▶ **SET TASK**
Give every line from the entries that contains "this".

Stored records
----
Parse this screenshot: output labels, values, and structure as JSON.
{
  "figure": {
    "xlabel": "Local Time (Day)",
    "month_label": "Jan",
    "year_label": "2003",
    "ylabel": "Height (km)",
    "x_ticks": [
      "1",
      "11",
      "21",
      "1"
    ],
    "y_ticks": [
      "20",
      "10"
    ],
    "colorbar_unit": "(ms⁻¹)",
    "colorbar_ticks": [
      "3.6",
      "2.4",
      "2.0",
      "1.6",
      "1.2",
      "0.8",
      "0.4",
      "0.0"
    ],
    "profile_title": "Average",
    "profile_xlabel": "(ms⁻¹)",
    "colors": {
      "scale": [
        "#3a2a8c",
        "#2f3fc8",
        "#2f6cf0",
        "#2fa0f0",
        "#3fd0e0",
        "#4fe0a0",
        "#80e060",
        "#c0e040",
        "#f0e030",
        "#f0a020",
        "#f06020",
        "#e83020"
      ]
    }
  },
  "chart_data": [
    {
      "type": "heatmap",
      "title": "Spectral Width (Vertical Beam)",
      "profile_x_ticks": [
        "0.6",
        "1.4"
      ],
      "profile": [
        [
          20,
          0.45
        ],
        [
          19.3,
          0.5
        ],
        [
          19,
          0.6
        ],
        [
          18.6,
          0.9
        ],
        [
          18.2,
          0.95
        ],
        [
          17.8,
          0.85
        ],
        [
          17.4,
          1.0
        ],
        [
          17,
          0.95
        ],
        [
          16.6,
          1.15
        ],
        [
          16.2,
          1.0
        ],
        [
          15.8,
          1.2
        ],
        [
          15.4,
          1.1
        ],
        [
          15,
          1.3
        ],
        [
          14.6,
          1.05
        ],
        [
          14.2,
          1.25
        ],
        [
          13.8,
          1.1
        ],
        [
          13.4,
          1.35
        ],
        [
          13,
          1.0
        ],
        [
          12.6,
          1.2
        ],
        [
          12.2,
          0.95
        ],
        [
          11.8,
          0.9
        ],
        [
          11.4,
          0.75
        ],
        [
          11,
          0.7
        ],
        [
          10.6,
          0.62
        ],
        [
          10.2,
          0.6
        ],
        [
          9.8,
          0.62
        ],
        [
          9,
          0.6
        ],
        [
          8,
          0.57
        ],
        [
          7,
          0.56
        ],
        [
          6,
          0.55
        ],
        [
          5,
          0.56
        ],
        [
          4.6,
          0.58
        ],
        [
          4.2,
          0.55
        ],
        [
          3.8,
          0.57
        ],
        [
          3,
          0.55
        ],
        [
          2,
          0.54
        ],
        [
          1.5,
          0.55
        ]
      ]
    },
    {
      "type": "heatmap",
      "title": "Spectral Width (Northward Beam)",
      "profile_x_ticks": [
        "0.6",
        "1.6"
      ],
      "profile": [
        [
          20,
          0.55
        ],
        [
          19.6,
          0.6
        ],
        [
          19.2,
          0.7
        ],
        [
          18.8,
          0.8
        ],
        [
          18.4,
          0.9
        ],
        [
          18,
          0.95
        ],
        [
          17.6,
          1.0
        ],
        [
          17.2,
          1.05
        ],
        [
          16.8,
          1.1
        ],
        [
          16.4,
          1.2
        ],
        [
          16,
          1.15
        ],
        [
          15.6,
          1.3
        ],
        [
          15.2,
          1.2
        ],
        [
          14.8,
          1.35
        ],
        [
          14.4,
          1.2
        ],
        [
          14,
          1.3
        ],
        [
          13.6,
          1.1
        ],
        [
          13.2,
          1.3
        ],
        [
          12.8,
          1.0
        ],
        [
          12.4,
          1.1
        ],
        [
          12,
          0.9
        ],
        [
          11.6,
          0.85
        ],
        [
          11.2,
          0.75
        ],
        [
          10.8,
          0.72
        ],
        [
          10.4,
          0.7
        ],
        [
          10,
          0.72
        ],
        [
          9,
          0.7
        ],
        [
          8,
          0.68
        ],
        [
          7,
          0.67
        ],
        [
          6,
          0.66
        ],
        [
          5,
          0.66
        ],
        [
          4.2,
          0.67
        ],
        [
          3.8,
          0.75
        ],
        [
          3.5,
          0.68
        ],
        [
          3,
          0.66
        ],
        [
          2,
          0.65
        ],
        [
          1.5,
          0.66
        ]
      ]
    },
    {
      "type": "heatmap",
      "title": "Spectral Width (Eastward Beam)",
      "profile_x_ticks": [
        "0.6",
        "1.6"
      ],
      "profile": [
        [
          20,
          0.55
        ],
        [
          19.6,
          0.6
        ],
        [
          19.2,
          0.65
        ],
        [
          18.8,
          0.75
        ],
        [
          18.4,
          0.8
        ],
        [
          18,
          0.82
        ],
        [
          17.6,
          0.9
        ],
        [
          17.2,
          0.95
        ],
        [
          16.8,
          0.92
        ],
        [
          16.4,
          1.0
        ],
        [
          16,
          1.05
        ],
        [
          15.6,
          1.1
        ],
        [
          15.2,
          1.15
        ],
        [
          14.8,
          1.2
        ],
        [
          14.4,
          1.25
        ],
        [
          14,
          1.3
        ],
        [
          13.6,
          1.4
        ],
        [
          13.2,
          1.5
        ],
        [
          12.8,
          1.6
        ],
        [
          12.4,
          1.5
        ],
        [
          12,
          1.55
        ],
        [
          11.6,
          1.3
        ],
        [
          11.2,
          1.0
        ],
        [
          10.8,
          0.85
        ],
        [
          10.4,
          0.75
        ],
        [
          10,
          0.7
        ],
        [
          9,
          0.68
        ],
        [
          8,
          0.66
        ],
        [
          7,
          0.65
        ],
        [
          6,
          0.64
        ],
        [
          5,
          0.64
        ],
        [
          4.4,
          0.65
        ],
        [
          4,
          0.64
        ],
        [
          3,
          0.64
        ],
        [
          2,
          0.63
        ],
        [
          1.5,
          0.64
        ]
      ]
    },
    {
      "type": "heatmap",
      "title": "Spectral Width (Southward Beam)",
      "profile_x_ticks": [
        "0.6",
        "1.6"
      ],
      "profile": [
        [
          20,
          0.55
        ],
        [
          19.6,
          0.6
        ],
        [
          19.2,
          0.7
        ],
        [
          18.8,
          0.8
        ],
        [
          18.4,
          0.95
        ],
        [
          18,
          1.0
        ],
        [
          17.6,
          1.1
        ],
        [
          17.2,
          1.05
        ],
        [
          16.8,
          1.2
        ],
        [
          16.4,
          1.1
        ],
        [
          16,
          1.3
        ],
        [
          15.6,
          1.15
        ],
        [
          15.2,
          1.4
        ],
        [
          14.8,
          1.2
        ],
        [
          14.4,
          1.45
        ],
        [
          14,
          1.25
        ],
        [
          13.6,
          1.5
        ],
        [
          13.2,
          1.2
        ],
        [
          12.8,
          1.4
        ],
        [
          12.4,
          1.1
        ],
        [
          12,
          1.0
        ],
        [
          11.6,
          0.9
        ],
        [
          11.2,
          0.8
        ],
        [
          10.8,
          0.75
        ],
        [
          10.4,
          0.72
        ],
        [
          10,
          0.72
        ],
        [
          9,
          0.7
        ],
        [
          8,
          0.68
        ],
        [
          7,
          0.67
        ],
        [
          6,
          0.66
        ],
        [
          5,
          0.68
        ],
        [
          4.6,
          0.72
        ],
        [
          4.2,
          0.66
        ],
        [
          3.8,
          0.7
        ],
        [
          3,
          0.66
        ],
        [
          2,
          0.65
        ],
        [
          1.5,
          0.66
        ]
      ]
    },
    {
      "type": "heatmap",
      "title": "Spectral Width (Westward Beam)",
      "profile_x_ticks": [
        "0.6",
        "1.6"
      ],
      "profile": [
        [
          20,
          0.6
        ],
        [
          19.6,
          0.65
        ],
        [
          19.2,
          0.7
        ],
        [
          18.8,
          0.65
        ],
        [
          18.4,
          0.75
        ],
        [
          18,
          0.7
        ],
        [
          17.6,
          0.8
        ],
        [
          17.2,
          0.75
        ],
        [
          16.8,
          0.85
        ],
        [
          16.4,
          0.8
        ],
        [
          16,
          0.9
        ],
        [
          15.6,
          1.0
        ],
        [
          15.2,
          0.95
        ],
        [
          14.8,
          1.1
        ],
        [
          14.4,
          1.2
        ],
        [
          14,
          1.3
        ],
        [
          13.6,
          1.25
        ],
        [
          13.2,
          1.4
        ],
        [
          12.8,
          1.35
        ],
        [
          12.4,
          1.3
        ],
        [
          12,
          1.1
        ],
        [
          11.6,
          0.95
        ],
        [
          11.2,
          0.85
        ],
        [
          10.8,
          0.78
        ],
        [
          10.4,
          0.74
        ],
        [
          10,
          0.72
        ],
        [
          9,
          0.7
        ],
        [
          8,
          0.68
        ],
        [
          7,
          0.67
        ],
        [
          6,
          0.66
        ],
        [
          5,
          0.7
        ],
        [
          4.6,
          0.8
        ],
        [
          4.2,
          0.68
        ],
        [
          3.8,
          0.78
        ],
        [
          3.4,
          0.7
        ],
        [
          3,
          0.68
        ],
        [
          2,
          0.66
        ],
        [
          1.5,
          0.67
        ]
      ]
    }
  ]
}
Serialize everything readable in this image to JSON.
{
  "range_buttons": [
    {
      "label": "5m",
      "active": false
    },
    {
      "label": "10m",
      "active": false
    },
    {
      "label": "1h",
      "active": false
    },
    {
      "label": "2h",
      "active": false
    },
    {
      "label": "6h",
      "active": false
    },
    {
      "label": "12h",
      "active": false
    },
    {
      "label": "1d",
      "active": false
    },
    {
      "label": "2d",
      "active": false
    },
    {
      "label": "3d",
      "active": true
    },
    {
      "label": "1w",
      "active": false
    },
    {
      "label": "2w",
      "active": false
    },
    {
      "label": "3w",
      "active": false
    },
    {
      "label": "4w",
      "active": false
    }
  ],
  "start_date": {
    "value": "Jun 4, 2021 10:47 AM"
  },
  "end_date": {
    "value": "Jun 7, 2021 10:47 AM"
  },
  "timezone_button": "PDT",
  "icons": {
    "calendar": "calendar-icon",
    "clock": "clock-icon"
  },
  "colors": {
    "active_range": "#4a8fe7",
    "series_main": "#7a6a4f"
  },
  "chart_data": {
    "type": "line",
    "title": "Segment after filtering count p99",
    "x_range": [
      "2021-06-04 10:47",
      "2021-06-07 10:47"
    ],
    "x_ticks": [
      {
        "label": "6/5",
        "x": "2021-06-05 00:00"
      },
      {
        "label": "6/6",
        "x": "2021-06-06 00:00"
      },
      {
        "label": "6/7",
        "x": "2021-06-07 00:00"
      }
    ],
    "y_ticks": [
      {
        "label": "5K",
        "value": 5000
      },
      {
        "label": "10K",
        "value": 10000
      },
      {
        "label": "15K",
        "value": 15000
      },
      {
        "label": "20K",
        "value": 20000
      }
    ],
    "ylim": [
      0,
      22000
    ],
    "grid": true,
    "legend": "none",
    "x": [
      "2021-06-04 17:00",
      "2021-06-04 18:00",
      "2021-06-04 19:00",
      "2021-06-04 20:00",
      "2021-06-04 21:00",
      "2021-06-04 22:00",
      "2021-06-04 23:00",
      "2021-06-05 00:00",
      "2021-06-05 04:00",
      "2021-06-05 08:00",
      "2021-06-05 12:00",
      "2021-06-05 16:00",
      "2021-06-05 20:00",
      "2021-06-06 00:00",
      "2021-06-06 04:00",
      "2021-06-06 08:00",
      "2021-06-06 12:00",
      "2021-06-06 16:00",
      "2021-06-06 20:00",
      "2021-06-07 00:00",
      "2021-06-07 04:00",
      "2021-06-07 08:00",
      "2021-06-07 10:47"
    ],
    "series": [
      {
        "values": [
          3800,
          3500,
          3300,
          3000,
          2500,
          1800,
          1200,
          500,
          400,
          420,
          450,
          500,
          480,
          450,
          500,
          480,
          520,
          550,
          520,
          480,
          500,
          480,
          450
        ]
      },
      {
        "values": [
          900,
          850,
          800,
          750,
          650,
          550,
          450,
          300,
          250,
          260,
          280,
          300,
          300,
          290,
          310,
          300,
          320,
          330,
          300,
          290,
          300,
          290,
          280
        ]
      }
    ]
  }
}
----
▶ **THE ANSWER**
Parse this screenshot: output labels, values, and structure as JSON.
Serialize everything readable in this image to JSON.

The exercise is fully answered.